* YOUR TASK *
Transcribe the material in full. Nothing should differ except that the pictures are left out.

start

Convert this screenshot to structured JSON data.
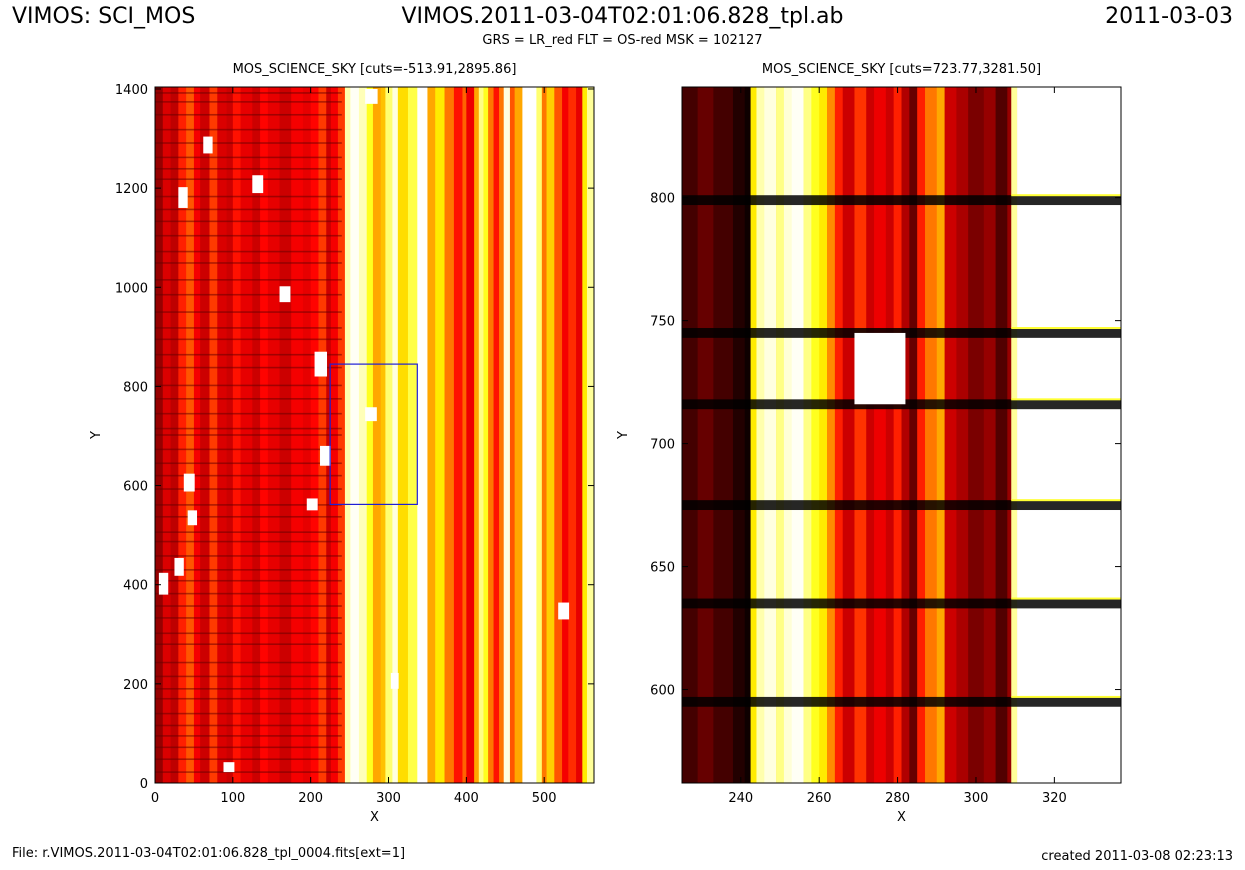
{
  "header": {
    "left": "VIMOS: SCI_MOS",
    "center": "VIMOS.2011-03-04T02:01:06.828_tpl.ab",
    "right": "2011-03-03",
    "subtitle": "GRS = LR_red FLT = OS-red MSK = 102127"
  },
  "footer": {
    "left": "File: r.VIMOS.2011-03-04T02:01:06.828_tpl_0004.fits[ext=1]",
    "right": "created 2011-03-08 02:23:13"
  },
  "chart_data": [
    {
      "type": "heatmap",
      "title": "MOS_SCIENCE_SKY [cuts=-513.91,2895.86]",
      "xlabel": "X",
      "ylabel": "Y",
      "xlim": [
        0,
        564
      ],
      "ylim": [
        0,
        1404
      ],
      "xticks": [
        0,
        100,
        200,
        300,
        400,
        500
      ],
      "yticks": [
        0,
        200,
        400,
        600,
        800,
        1000,
        1200,
        1400
      ],
      "colormap": "hot",
      "cuts": [
        -513.91,
        2895.86
      ],
      "zoom_box": {
        "x": [
          225,
          337
        ],
        "y": [
          562,
          845
        ],
        "color": "#1f1fd6"
      },
      "column_bands": [
        [
          0,
          10,
          0.22
        ],
        [
          10,
          20,
          0.32
        ],
        [
          20,
          30,
          0.28
        ],
        [
          30,
          40,
          0.42
        ],
        [
          40,
          50,
          0.5
        ],
        [
          50,
          58,
          0.36
        ],
        [
          58,
          70,
          0.3
        ],
        [
          70,
          80,
          0.46
        ],
        [
          80,
          92,
          0.32
        ],
        [
          92,
          100,
          0.3
        ],
        [
          100,
          110,
          0.4
        ],
        [
          110,
          125,
          0.34
        ],
        [
          125,
          135,
          0.3
        ],
        [
          135,
          145,
          0.38
        ],
        [
          145,
          160,
          0.34
        ],
        [
          160,
          175,
          0.3
        ],
        [
          175,
          190,
          0.36
        ],
        [
          190,
          200,
          0.34
        ],
        [
          200,
          210,
          0.38
        ],
        [
          210,
          220,
          0.46
        ],
        [
          220,
          226,
          0.3
        ],
        [
          226,
          235,
          0.36
        ],
        [
          235,
          244,
          0.46
        ],
        [
          244,
          251,
          0.92
        ],
        [
          251,
          262,
          0.99
        ],
        [
          262,
          272,
          0.93
        ],
        [
          272,
          280,
          0.78
        ],
        [
          280,
          290,
          0.62
        ],
        [
          290,
          296,
          0.66
        ],
        [
          296,
          305,
          0.86
        ],
        [
          305,
          312,
          0.97
        ],
        [
          312,
          325,
          0.7
        ],
        [
          325,
          337,
          0.82
        ],
        [
          337,
          350,
          1.0
        ],
        [
          350,
          360,
          0.62
        ],
        [
          360,
          372,
          0.72
        ],
        [
          372,
          384,
          0.55
        ],
        [
          384,
          395,
          0.4
        ],
        [
          395,
          400,
          0.52
        ],
        [
          400,
          410,
          0.35
        ],
        [
          410,
          416,
          0.62
        ],
        [
          416,
          422,
          0.88
        ],
        [
          422,
          428,
          0.78
        ],
        [
          428,
          435,
          0.55
        ],
        [
          435,
          442,
          0.4
        ],
        [
          442,
          448,
          0.55
        ],
        [
          448,
          456,
          0.97
        ],
        [
          456,
          462,
          0.5
        ],
        [
          462,
          472,
          0.62
        ],
        [
          472,
          490,
          1.0
        ],
        [
          490,
          497,
          0.86
        ],
        [
          497,
          503,
          0.55
        ],
        [
          503,
          513,
          0.68
        ],
        [
          513,
          523,
          0.5
        ],
        [
          523,
          531,
          0.36
        ],
        [
          531,
          541,
          0.44
        ],
        [
          541,
          549,
          0.34
        ],
        [
          549,
          555,
          0.72
        ],
        [
          555,
          564,
          0.9
        ]
      ],
      "row_lines": [
        22,
        48,
        72,
        95,
        116,
        140,
        170,
        190,
        215,
        243,
        280,
        302,
        333,
        357,
        382,
        408,
        430,
        458,
        487,
        506,
        537,
        561,
        593,
        620,
        645,
        673,
        702,
        715,
        745,
        775,
        802,
        838,
        864,
        895,
        918,
        950,
        985,
        1015,
        1049,
        1072,
        1104,
        1133,
        1157,
        1183,
        1218,
        1239,
        1262,
        1291,
        1318,
        1348,
        1374,
        1392
      ],
      "hot_spots": [
        [
          88,
          22,
          14,
          20
        ],
        [
          5,
          380,
          12,
          44
        ],
        [
          25,
          418,
          12,
          36
        ],
        [
          42,
          520,
          12,
          30
        ],
        [
          37,
          588,
          14,
          36
        ],
        [
          195,
          550,
          14,
          24
        ],
        [
          212,
          640,
          14,
          40
        ],
        [
          205,
          820,
          16,
          50
        ],
        [
          270,
          730,
          15,
          28
        ],
        [
          303,
          190,
          10,
          32
        ],
        [
          125,
          1190,
          14,
          36
        ],
        [
          160,
          970,
          14,
          32
        ],
        [
          30,
          1160,
          12,
          42
        ],
        [
          62,
          1270,
          12,
          34
        ],
        [
          518,
          330,
          14,
          34
        ],
        [
          270,
          1370,
          16,
          30
        ]
      ]
    },
    {
      "type": "heatmap",
      "title": "MOS_SCIENCE_SKY [cuts=723.77,3281.50]",
      "xlabel": "X",
      "ylabel": "Y",
      "xlim": [
        225,
        337
      ],
      "ylim": [
        562,
        845
      ],
      "xticks": [
        240,
        260,
        280,
        300,
        320
      ],
      "yticks": [
        600,
        650,
        700,
        750,
        800
      ],
      "colormap": "hot",
      "cuts": [
        723.77,
        3281.5
      ],
      "column_bands": [
        [
          225,
          229,
          0.1
        ],
        [
          229,
          233,
          0.15
        ],
        [
          233,
          238,
          0.1
        ],
        [
          238,
          241,
          0.05
        ],
        [
          241,
          242.5,
          0.02
        ],
        [
          242.5,
          244,
          0.72
        ],
        [
          244,
          246,
          0.92
        ],
        [
          246,
          249,
          0.97
        ],
        [
          249,
          251,
          0.88
        ],
        [
          251,
          253,
          0.96
        ],
        [
          253,
          256,
          0.99
        ],
        [
          256,
          258,
          0.88
        ],
        [
          258,
          260,
          0.78
        ],
        [
          260,
          262,
          0.72
        ],
        [
          262,
          264,
          0.58
        ],
        [
          264,
          266,
          0.42
        ],
        [
          266,
          269,
          0.3
        ],
        [
          269,
          272,
          0.45
        ],
        [
          272,
          274,
          0.3
        ],
        [
          274,
          277,
          0.35
        ],
        [
          277,
          279,
          0.3
        ],
        [
          279,
          281,
          0.42
        ],
        [
          281,
          283,
          0.26
        ],
        [
          283,
          285,
          0.15
        ],
        [
          285,
          287,
          0.42
        ],
        [
          287,
          290,
          0.55
        ],
        [
          290,
          292,
          0.62
        ],
        [
          292,
          295,
          0.3
        ],
        [
          295,
          298,
          0.25
        ],
        [
          298,
          302,
          0.18
        ],
        [
          302,
          305,
          0.22
        ],
        [
          305,
          308,
          0.12
        ],
        [
          308,
          309,
          0.22
        ],
        [
          309,
          310.5,
          0.9
        ],
        [
          310.5,
          313,
          1.0
        ],
        [
          313,
          337,
          1.0
        ]
      ],
      "row_bands": [
        [
          593,
          597,
          0.0
        ],
        [
          633,
          637,
          0.0
        ],
        [
          673,
          677,
          0.0
        ],
        [
          714,
          718,
          0.0
        ],
        [
          743,
          747,
          0.0
        ],
        [
          797,
          801,
          0.0
        ]
      ],
      "hot_spots": [
        [
          269,
          716,
          13,
          29
        ]
      ]
    }
  ]
}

end

* THE RESPONSE *
Convert this screenshot to structured JSON data.
{
  "header": {
    "left": "VIMOS: SCI_MOS",
    "center": "VIMOS.2011-03-04T02:01:06.828_tpl.ab",
    "right": "2011-03-03",
    "subtitle": "GRS = LR_red FLT = OS-red MSK = 102127"
  },
  "footer": {
    "left": "File: r.VIMOS.2011-03-04T02:01:06.828_tpl_0004.fits[ext=1]",
    "right": "created 2011-03-08 02:23:13"
  },
  "chart_data": [
    {
      "type": "heatmap",
      "title": "MOS_SCIENCE_SKY [cuts=-513.91,2895.86]",
      "xlabel": "X",
      "ylabel": "Y",
      "xlim": [
        0,
        564
      ],
      "ylim": [
        0,
        1404
      ],
      "xticks": [
        0,
        100,
        200,
        300,
        400,
        500
      ],
      "yticks": [
        0,
        200,
        400,
        600,
        800,
        1000,
        1200,
        1400
      ],
      "colormap": "hot",
      "cuts": [
        -513.91,
        2895.86
      ],
      "zoom_box": {
        "x": [
          225,
          337
        ],
        "y": [
          562,
          845
        ],
        "color": "#1f1fd6"
      },
      "column_bands": [
        [
          0,
          10,
          0.22
        ],
        [
          10,
          20,
          0.32
        ],
        [
          20,
          30,
          0.28
        ],
        [
          30,
          40,
          0.42
        ],
        [
          40,
          50,
          0.5
        ],
        [
          50,
          58,
          0.36
        ],
        [
          58,
          70,
          0.3
        ],
        [
          70,
          80,
          0.46
        ],
        [
          80,
          92,
          0.32
        ],
        [
          92,
          100,
          0.3
        ],
        [
          100,
          110,
          0.4
        ],
        [
          110,
          125,
          0.34
        ],
        [
          125,
          135,
          0.3
        ],
        [
          135,
          145,
          0.38
        ],
        [
          145,
          160,
          0.34
        ],
        [
          160,
          175,
          0.3
        ],
        [
          175,
          190,
          0.36
        ],
        [
          190,
          200,
          0.34
        ],
        [
          200,
          210,
          0.38
        ],
        [
          210,
          220,
          0.46
        ],
        [
          220,
          226,
          0.3
        ],
        [
          226,
          235,
          0.36
        ],
        [
          235,
          244,
          0.46
        ],
        [
          244,
          251,
          0.92
        ],
        [
          251,
          262,
          0.99
        ],
        [
          262,
          272,
          0.93
        ],
        [
          272,
          280,
          0.78
        ],
        [
          280,
          290,
          0.62
        ],
        [
          290,
          296,
          0.66
        ],
        [
          296,
          305,
          0.86
        ],
        [
          305,
          312,
          0.97
        ],
        [
          312,
          325,
          0.7
        ],
        [
          325,
          337,
          0.82
        ],
        [
          337,
          350,
          1.0
        ],
        [
          350,
          360,
          0.62
        ],
        [
          360,
          372,
          0.72
        ],
        [
          372,
          384,
          0.55
        ],
        [
          384,
          395,
          0.4
        ],
        [
          395,
          400,
          0.52
        ],
        [
          400,
          410,
          0.35
        ],
        [
          410,
          416,
          0.62
        ],
        [
          416,
          422,
          0.88
        ],
        [
          422,
          428,
          0.78
        ],
        [
          428,
          435,
          0.55
        ],
        [
          435,
          442,
          0.4
        ],
        [
          442,
          448,
          0.55
        ],
        [
          448,
          456,
          0.97
        ],
        [
          456,
          462,
          0.5
        ],
        [
          462,
          472,
          0.62
        ],
        [
          472,
          490,
          1.0
        ],
        [
          490,
          497,
          0.86
        ],
        [
          497,
          503,
          0.55
        ],
        [
          503,
          513,
          0.68
        ],
        [
          513,
          523,
          0.5
        ],
        [
          523,
          531,
          0.36
        ],
        [
          531,
          541,
          0.44
        ],
        [
          541,
          549,
          0.34
        ],
        [
          549,
          555,
          0.72
        ],
        [
          555,
          564,
          0.9
        ]
      ],
      "row_lines": [
        22,
        48,
        72,
        95,
        116,
        140,
        170,
        190,
        215,
        243,
        280,
        302,
        333,
        357,
        382,
        408,
        430,
        458,
        487,
        506,
        537,
        561,
        593,
        620,
        645,
        673,
        702,
        715,
        745,
        775,
        802,
        838,
        864,
        895,
        918,
        950,
        985,
        1015,
        1049,
        1072,
        1104,
        1133,
        1157,
        1183,
        1218,
        1239,
        1262,
        1291,
        1318,
        1348,
        1374,
        1392
      ],
      "hot_spots": [
        [
          88,
          22,
          14,
          20
        ],
        [
          5,
          380,
          12,
          44
        ],
        [
          25,
          418,
          12,
          36
        ],
        [
          42,
          520,
          12,
          30
        ],
        [
          37,
          588,
          14,
          36
        ],
        [
          195,
          550,
          14,
          24
        ],
        [
          212,
          640,
          14,
          40
        ],
        [
          205,
          820,
          16,
          50
        ],
        [
          270,
          730,
          15,
          28
        ],
        [
          303,
          190,
          10,
          32
        ],
        [
          125,
          1190,
          14,
          36
        ],
        [
          160,
          970,
          14,
          32
        ],
        [
          30,
          1160,
          12,
          42
        ],
        [
          62,
          1270,
          12,
          34
        ],
        [
          518,
          330,
          14,
          34
        ],
        [
          270,
          1370,
          16,
          30
        ]
      ]
    },
    {
      "type": "heatmap",
      "title": "MOS_SCIENCE_SKY [cuts=723.77,3281.50]",
      "xlabel": "X",
      "ylabel": "Y",
      "xlim": [
        225,
        337
      ],
      "ylim": [
        562,
        845
      ],
      "xticks": [
        240,
        260,
        280,
        300,
        320
      ],
      "yticks": [
        600,
        650,
        700,
        750,
        800
      ],
      "colormap": "hot",
      "cuts": [
        723.77,
        3281.5
      ],
      "column_bands": [
        [
          225,
          229,
          0.1
        ],
        [
          229,
          233,
          0.15
        ],
        [
          233,
          238,
          0.1
        ],
        [
          238,
          241,
          0.05
        ],
        [
          241,
          242.5,
          0.02
        ],
        [
          242.5,
          244,
          0.72
        ],
        [
          244,
          246,
          0.92
        ],
        [
          246,
          249,
          0.97
        ],
        [
          249,
          251,
          0.88
        ],
        [
          251,
          253,
          0.96
        ],
        [
          253,
          256,
          0.99
        ],
        [
          256,
          258,
          0.88
        ],
        [
          258,
          260,
          0.78
        ],
        [
          260,
          262,
          0.72
        ],
        [
          262,
          264,
          0.58
        ],
        [
          264,
          266,
          0.42
        ],
        [
          266,
          269,
          0.3
        ],
        [
          269,
          272,
          0.45
        ],
        [
          272,
          274,
          0.3
        ],
        [
          274,
          277,
          0.35
        ],
        [
          277,
          279,
          0.3
        ],
        [
          279,
          281,
          0.42
        ],
        [
          281,
          283,
          0.26
        ],
        [
          283,
          285,
          0.15
        ],
        [
          285,
          287,
          0.42
        ],
        [
          287,
          290,
          0.55
        ],
        [
          290,
          292,
          0.62
        ],
        [
          292,
          295,
          0.3
        ],
        [
          295,
          298,
          0.25
        ],
        [
          298,
          302,
          0.18
        ],
        [
          302,
          305,
          0.22
        ],
        [
          305,
          308,
          0.12
        ],
        [
          308,
          309,
          0.22
        ],
        [
          309,
          310.5,
          0.9
        ],
        [
          310.5,
          313,
          1.0
        ],
        [
          313,
          337,
          1.0
        ]
      ],
      "row_bands": [
        [
          593,
          597,
          0.0
        ],
        [
          633,
          637,
          0.0
        ],
        [
          673,
          677,
          0.0
        ],
        [
          714,
          718,
          0.0
        ],
        [
          743,
          747,
          0.0
        ],
        [
          797,
          801,
          0.0
        ]
      ],
      "hot_spots": [
        [
          269,
          716,
          13,
          29
        ]
      ]
    }
  ]
}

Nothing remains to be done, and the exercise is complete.